* [What to do]: Filter the records below and copy every line containing the word "image".

(Stored records)
###

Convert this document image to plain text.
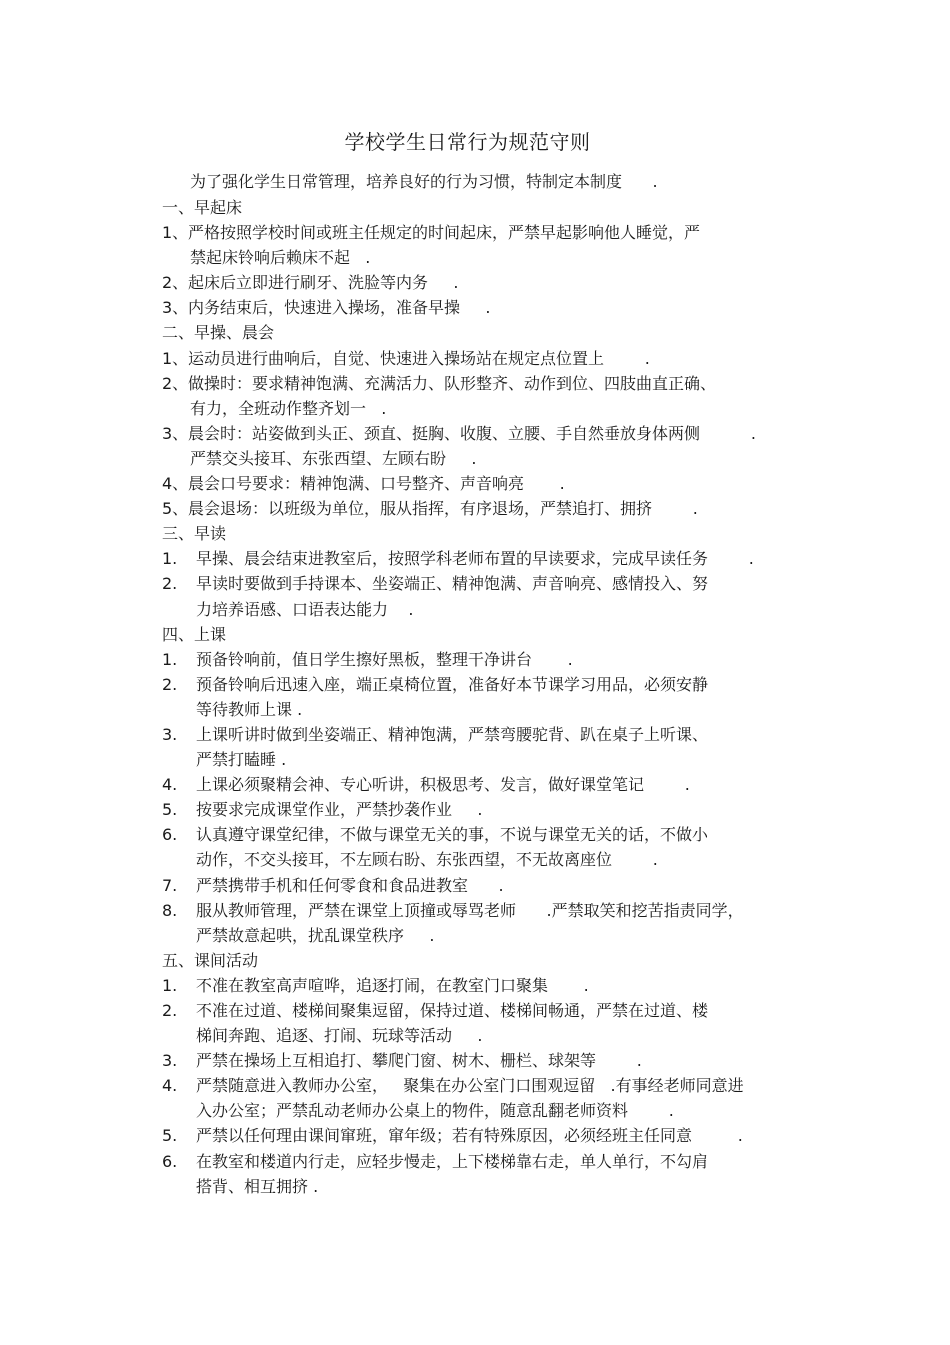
学校学生日常行为规范守则
为了强化学生日常管理，培养良好的行为习惯，特制定本制度      .
一、早起床
1、 严格按照学校时间或班主任规定的时间起床，严禁早起影响他人睡觉，严
禁起床铃响后赖床不起   .
2、 起床后立即进行刷牙、洗脸等内务     .
3、 内务结束后，快速进入操场，准备早操     .
二、早操、晨会
1、 运动员进行曲响后，自觉、快速进入操场站在规定点位置上        .
2、 做操时：要求精神饱满、充满活力、队形整齐、动作到位、四肢曲直正确、
有力，全班动作整齐划一   .
3、 晨会时：站姿做到头正、颈直、挺胸、收腹、立腰、手自然垂放身体两侧          .
严禁交头接耳、东张西望、左顾右盼     .
4、 晨会口号要求：精神饱满、口号整齐、声音响亮       .
5、 晨会退场：以班级为单位，服从指挥，有序退场，严禁追打、拥挤        .
三、早读
1. 早操、晨会结束进教室后，按照学科老师布置的早读要求，完成早读任务        .
2. 早读时要做到手持课本、坐姿端正、精神饱满、声音响亮、感情投入、努
力培养语感、口语表达能力    .
四、上课
1. 预备铃响前，值日学生擦好黑板，整理干净讲台       .
2. 预备铃响后迅速入座，端正桌椅位置，准备好本节课学习用品，必须安静
等待教师上课 .
3. 上课听讲时做到坐姿端正、精神饱满，严禁弯腰驼背、趴在桌子上听课、
严禁打瞌睡 .
4. 上课必须聚精会神、专心听讲，积极思考、发言，做好课堂笔记        .
5. 按要求完成课堂作业，严禁抄袭作业     .
6. 认真遵守课堂纪律，不做与课堂无关的事，不说与课堂无关的话，不做小
动作，不交头接耳，不左顾右盼、东张西望，不无故离座位        .
7. 严禁携带手机和任何零食和食品进教室      .
8. 服从教师管理，严禁在课堂上顶撞或辱骂老师      .严禁取笑和挖苦指责同学，
严禁故意起哄，扰乱课堂秩序     .
五、课间活动
1. 不准在教室高声喧哗，追逐打闹，在教室门口聚集       .
2. 不准在过道、楼梯间聚集逗留，保持过道、楼梯间畅通，严禁在过道、楼
梯间奔跑、追逐、打闹、玩球等活动     .
3. 严禁在操场上互相追打、攀爬门窗、树木、栅栏、球架等        .
4. 严禁随意进入教师办公室，   聚集在办公室门口围观逗留   .有事经老师同意进
入办公室；严禁乱动老师办公桌上的物件，随意乱翻老师资料        .
5. 严禁以任何理由课间窜班，窜年级；若有特殊原因，必须经班主任同意         .
6. 在教室和楼道内行走，应轻步慢走，上下楼梯靠右走，单人单行，不勾肩
搭背、相互拥挤 .
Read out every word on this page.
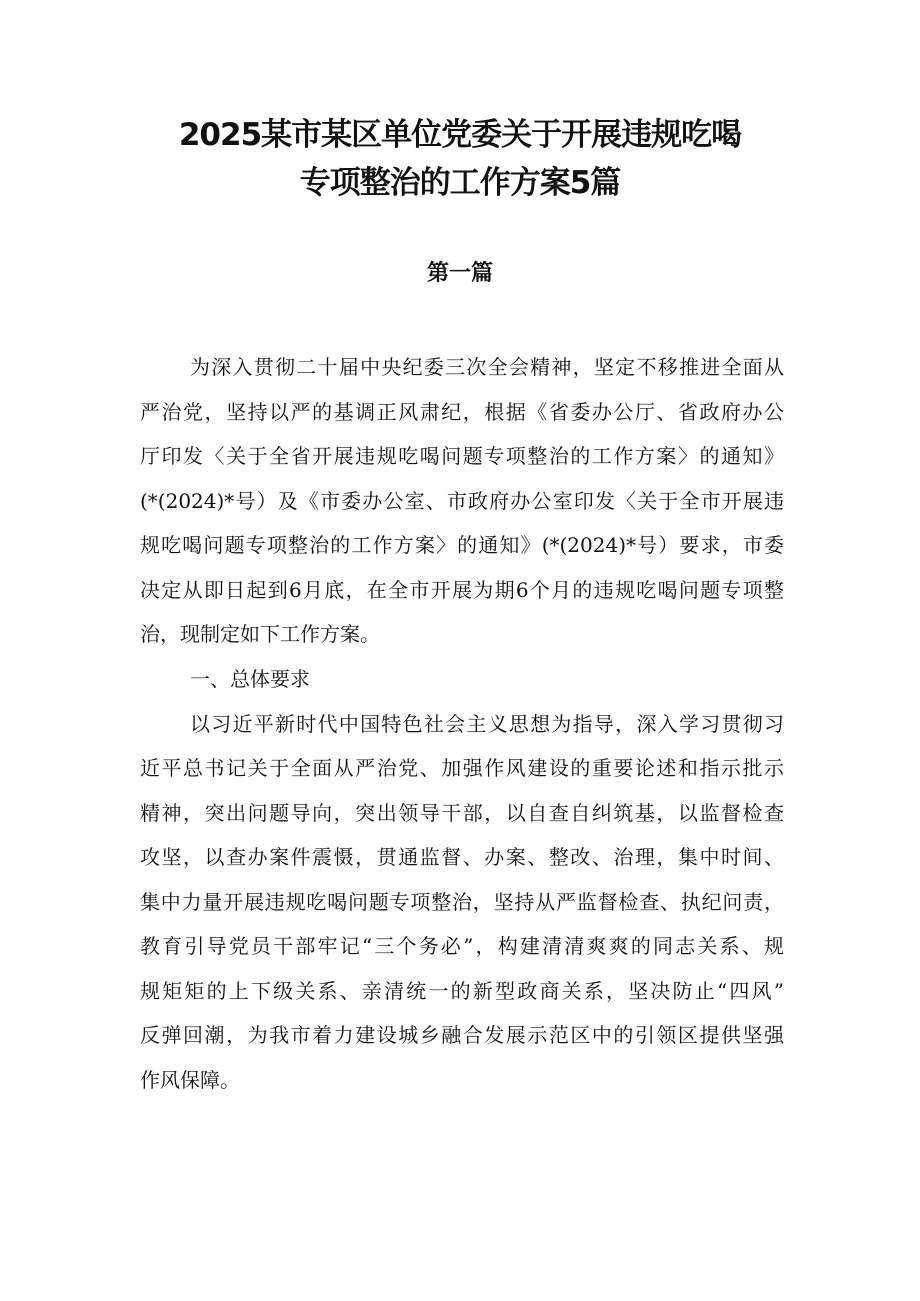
2025某市某区单位党委关于开展违规吃喝
专项整治的工作方案5篇
第一篇
为深入贯彻二十届中央纪委三次全会精神，坚定不移推进全面从
严治党，坚持以严的基调正风肃纪，根据《省委办公厅、省政府办公
厅印发〈关于全省开展违规吃喝问题专项整治的工作方案〉的通知》
(*(2024)*号）及《市委办公室、市政府办公室印发〈关于全市开展违
规吃喝问题专项整治的工作方案〉的通知》(*(2024)*号）要求，市委
决定从即日起到6月底，在全市开展为期6个月的违规吃喝问题专项整
治，现制定如下工作方案。
一、总体要求
以习近平新时代中国特色社会主义思想为指导，深入学习贯彻习
近平总书记关于全面从严治党、加强作风建设的重要论述和指示批示
精神，突出问题导向，突出领导干部，以自查自纠筑基，以监督检查
攻坚，以查办案件震慑，贯通监督、办案、整改、治理，集中时间、
集中力量开展违规吃喝问题专项整治，坚持从严监督检查、执纪问责，
教育引导党员干部牢记“三个务必”，构建清清爽爽的同志关系、规
规矩矩的上下级关系、亲清统一的新型政商关系，坚决防止“四风”
反弹回潮，为我市着力建设城乡融合发展示范区中的引领区提供坚强
作风保障。
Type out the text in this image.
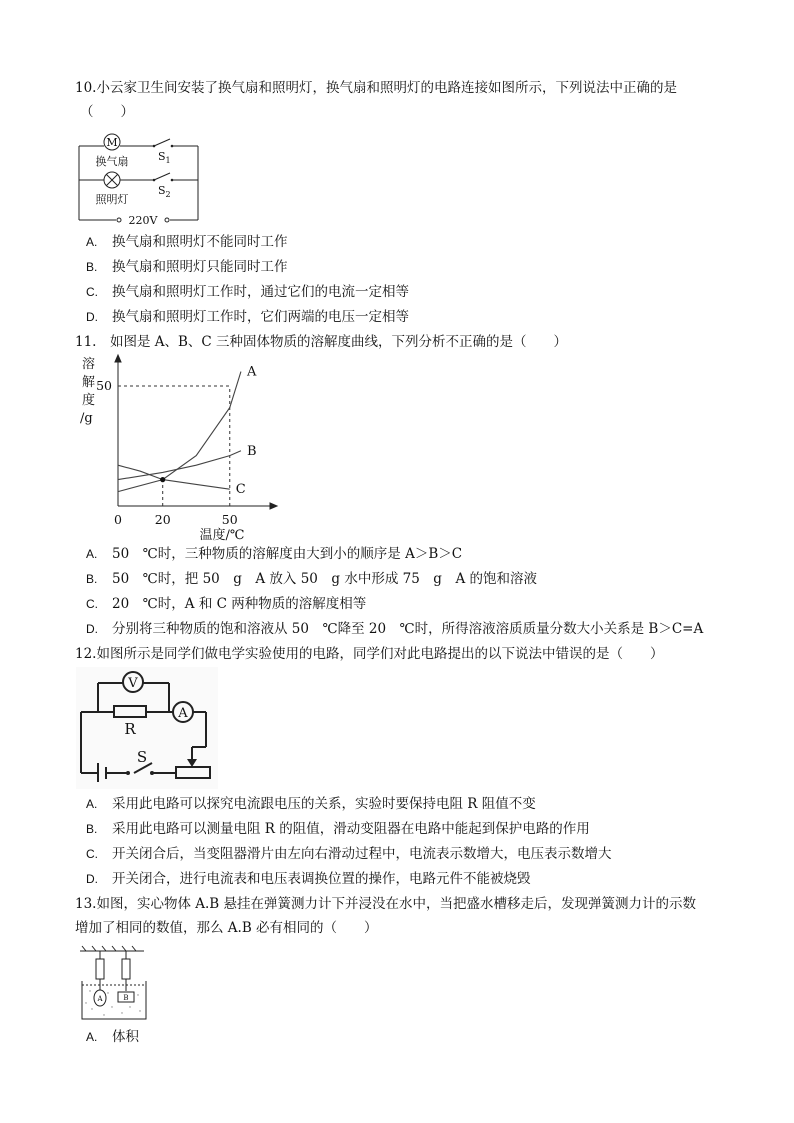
10.小云家卫生间安装了换气扇和照明灯，换气扇和照明灯的电路连接如图所示，下列说法中正确的是
（　　）
M
换气扇
照明灯
$S_1$
$S_2$
220V
A. 换气扇和照明灯不能同时工作
B. 换气扇和照明灯只能同时工作
C. 换气扇和照明灯工作时，通过它们的电流一定相等
D. 换气扇和照明灯工作时，它们两端的电压一定相等
11.　如图是 A、B、C 三种固体物质的溶解度曲线，下列分析不正确的是（　　）
溶
解
度
/g
A
B
C
0	20	50
50
温度/℃
A. 50　℃时，三种物质的溶解度由大到小的顺序是 A＞B＞C
B. 50　℃时，把 50　g　A 放入 50　g 水中形成 75　g　A 的饱和溶液
C. 20　℃时，A 和 C 两种物质的溶解度相等
D. 分别将三种物质的饱和溶液从 50　℃降至 20　℃时，所得溶液溶质质量分数大小关系是 B＞C=A
12.如图所示是同学们做电学实验使用的电路，同学们对此电路提出的以下说法中错误的是（　　）
V
A
R
S
A. 采用此电路可以探究电流跟电压的关系，实验时要保持电阻 R 阻值不变
B. 采用此电路可以测量电阻 R 的阻值，滑动变阻器在电路中能起到保护电路的作用
C. 开关闭合后，当变阻器滑片由左向右滑动过程中，电流表示数增大，电压表示数增大
D. 开关闭合，进行电流表和电压表调换位置的操作，电路元件不能被烧毁
13.如图，实心物体 A.B 悬挂在弹簧测力计下并浸没在水中，当把盛水槽移走后，发现弹簧测力计的示数
增加了相同的数值，那么 A.B 必有相同的（　　）
A	B
A. 体积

###

* [Result]:
Convert this document image to plain text.
Type out the text in this image.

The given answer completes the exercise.